What you need to do
Select every line below containing the word "have".

Stored dataset items
-- Start --

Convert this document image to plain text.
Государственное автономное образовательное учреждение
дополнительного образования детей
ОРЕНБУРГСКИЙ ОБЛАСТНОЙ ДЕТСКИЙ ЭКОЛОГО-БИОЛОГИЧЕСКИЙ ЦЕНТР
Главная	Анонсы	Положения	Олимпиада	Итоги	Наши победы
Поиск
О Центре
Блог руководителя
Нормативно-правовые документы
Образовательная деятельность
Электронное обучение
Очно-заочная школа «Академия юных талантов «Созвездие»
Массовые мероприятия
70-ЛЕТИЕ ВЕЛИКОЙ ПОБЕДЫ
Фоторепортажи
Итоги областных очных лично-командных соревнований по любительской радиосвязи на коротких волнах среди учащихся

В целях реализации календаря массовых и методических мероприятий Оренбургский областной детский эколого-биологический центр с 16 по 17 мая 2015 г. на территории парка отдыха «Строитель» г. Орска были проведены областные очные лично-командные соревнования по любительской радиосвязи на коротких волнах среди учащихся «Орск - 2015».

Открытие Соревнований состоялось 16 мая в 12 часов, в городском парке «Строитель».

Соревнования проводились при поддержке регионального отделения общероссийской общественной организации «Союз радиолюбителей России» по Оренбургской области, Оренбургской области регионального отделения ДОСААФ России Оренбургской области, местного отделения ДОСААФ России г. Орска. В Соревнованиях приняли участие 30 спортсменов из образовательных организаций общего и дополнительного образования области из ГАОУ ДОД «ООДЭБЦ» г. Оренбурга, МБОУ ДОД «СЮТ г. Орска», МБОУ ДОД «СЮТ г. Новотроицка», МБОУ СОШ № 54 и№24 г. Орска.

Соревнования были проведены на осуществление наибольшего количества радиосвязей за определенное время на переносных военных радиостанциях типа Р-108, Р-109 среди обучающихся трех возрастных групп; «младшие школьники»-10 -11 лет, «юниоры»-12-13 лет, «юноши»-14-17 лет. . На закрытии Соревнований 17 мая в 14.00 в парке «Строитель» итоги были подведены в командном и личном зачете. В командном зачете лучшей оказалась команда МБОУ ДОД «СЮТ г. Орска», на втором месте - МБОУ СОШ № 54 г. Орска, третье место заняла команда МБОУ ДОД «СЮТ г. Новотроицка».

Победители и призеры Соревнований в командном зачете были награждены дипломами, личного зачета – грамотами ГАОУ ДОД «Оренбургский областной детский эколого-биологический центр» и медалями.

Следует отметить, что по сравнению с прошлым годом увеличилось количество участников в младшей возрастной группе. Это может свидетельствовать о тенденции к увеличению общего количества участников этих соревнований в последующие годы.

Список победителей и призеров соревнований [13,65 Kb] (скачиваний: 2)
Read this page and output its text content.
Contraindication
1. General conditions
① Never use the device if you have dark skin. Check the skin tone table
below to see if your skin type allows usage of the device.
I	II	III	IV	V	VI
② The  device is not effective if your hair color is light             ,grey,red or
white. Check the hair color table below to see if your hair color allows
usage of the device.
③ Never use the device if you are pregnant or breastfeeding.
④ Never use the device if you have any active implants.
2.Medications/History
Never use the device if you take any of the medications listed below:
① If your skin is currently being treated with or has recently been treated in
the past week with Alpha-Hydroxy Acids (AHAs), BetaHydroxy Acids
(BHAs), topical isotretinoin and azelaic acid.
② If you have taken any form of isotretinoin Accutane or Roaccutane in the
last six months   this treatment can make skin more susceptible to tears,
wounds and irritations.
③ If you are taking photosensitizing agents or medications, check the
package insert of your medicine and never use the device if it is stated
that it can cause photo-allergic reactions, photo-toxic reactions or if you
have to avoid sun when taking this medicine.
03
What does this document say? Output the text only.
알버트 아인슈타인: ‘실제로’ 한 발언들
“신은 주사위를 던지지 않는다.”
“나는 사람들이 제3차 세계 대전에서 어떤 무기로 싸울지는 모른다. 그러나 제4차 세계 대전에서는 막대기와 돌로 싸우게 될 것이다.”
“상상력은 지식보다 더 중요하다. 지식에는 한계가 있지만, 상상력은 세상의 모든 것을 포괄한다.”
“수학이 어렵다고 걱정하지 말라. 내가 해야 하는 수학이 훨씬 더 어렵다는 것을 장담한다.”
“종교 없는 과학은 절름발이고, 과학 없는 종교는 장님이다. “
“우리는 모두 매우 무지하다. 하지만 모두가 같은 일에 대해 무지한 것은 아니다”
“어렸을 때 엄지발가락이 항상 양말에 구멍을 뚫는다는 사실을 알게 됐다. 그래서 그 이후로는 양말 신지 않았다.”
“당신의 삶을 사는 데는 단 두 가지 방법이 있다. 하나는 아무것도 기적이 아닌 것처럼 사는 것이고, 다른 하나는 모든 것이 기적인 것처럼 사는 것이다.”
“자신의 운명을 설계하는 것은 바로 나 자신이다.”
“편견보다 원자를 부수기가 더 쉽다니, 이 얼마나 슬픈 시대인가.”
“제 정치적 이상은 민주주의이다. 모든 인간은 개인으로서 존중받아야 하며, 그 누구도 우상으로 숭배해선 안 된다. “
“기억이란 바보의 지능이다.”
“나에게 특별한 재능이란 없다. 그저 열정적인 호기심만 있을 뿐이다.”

-- End --

Answer to this task
① Never use the device if you have dark skin. Check the skin tone table
④ Never use the device if you have any active implants.
② If you have taken any form of isotretinoin Accutane or Roaccutane in the
have to avoid sun when taking this medicine.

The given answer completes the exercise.